## STATED PROBLEM
Output the line that contains "Read this page and output its text content." and every line after it to the end of the entries, with nothing added or left out.
:: RAW DATA ::
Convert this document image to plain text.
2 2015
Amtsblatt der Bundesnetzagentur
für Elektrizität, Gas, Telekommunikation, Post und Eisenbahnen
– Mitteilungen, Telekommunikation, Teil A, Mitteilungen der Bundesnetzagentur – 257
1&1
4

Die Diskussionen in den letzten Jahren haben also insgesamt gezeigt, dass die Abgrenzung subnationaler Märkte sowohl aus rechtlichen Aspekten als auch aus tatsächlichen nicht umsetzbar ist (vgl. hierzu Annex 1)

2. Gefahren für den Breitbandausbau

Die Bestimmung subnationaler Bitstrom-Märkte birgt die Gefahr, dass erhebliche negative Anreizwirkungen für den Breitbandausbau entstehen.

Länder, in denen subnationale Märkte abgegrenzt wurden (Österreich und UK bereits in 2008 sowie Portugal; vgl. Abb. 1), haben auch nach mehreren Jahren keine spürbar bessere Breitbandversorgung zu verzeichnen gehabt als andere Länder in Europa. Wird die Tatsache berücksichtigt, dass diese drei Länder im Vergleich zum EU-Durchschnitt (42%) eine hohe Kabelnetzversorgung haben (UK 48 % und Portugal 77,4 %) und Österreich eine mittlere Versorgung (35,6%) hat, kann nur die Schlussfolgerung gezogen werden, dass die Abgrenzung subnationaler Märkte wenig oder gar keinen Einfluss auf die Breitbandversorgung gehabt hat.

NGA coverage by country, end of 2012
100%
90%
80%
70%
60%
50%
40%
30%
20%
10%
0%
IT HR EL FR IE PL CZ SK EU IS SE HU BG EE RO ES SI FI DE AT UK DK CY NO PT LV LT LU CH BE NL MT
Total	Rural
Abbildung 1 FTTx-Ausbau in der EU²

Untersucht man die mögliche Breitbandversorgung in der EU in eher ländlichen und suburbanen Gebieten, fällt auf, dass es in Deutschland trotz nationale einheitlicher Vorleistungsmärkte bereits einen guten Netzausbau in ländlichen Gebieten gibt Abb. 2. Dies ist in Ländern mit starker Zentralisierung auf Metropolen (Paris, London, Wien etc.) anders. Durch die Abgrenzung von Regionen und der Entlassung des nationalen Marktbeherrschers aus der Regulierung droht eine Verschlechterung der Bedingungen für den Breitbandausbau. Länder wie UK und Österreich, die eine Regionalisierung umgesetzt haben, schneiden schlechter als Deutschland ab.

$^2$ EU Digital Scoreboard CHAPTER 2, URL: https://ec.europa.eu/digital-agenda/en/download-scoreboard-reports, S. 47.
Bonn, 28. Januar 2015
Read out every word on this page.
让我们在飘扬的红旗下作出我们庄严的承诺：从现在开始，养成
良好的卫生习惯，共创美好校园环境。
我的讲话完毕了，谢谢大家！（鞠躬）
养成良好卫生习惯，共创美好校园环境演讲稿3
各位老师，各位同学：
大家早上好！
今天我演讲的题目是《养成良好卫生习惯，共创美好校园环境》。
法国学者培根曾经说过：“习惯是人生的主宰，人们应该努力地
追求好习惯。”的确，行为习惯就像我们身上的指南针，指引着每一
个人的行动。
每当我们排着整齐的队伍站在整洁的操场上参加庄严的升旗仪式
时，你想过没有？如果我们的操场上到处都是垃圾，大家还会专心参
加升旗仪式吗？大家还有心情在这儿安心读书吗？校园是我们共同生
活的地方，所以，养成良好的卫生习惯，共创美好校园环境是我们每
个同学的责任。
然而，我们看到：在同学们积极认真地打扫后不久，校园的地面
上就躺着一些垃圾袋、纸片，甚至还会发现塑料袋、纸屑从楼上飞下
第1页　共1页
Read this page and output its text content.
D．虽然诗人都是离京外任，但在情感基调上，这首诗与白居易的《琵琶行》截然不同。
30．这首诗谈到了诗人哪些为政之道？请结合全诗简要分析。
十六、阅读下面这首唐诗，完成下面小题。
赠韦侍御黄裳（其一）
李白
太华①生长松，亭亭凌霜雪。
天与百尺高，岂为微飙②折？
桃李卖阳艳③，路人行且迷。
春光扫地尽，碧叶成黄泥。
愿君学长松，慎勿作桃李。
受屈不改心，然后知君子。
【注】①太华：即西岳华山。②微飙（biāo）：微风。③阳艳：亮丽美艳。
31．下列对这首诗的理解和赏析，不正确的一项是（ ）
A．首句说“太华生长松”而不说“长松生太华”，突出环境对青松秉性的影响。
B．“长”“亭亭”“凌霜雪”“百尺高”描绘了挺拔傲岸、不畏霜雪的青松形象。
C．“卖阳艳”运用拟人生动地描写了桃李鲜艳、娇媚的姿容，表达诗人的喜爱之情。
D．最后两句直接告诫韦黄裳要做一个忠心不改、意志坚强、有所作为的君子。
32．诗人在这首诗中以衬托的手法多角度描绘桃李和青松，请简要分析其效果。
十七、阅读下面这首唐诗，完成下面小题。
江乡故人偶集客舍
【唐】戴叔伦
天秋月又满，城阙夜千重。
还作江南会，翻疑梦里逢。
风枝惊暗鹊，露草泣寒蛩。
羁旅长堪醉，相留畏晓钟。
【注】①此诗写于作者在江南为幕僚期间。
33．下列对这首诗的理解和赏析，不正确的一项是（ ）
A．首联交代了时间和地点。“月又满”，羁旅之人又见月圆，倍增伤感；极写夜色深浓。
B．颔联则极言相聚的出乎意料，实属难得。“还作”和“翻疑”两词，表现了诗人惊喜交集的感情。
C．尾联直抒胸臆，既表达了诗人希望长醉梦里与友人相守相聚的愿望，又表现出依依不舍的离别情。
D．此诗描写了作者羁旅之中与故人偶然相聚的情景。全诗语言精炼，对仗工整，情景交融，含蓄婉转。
:::
## WORKED ANSWER
Read this page and output its text content.
D．虽然诗人都是离京外任，但在情感基调上，这首诗与白居易的《琵琶行》截然不同。
30．这首诗谈到了诗人哪些为政之道？请结合全诗简要分析。
十六、阅读下面这首唐诗，完成下面小题。
赠韦侍御黄裳（其一）
李白
太华①生长松，亭亭凌霜雪。
天与百尺高，岂为微飙②折？
桃李卖阳艳③，路人行且迷。
春光扫地尽，碧叶成黄泥。
愿君学长松，慎勿作桃李。
受屈不改心，然后知君子。
【注】①太华：即西岳华山。②微飙（biāo）：微风。③阳艳：亮丽美艳。
31．下列对这首诗的理解和赏析，不正确的一项是（ ）
A．首句说“太华生长松”而不说“长松生太华”，突出环境对青松秉性的影响。
B．“长”“亭亭”“凌霜雪”“百尺高”描绘了挺拔傲岸、不畏霜雪的青松形象。
C．“卖阳艳”运用拟人生动地描写了桃李鲜艳、娇媚的姿容，表达诗人的喜爱之情。
D．最后两句直接告诫韦黄裳要做一个忠心不改、意志坚强、有所作为的君子。
32．诗人在这首诗中以衬托的手法多角度描绘桃李和青松，请简要分析其效果。
十七、阅读下面这首唐诗，完成下面小题。
江乡故人偶集客舍
【唐】戴叔伦
天秋月又满，城阙夜千重。
还作江南会，翻疑梦里逢。
风枝惊暗鹊，露草泣寒蛩。
羁旅长堪醉，相留畏晓钟。
【注】①此诗写于作者在江南为幕僚期间。
33．下列对这首诗的理解和赏析，不正确的一项是（ ）
A．首联交代了时间和地点。“月又满”，羁旅之人又见月圆，倍增伤感；极写夜色深浓。
B．颔联则极言相聚的出乎意料，实属难得。“还作”和“翻疑”两词，表现了诗人惊喜交集的感情。
C．尾联直抒胸臆，既表达了诗人希望长醉梦里与友人相守相聚的愿望，又表现出依依不舍的离别情。
D．此诗描写了作者羁旅之中与故人偶然相聚的情景。全诗语言精炼，对仗工整，情景交融，含蓄婉转。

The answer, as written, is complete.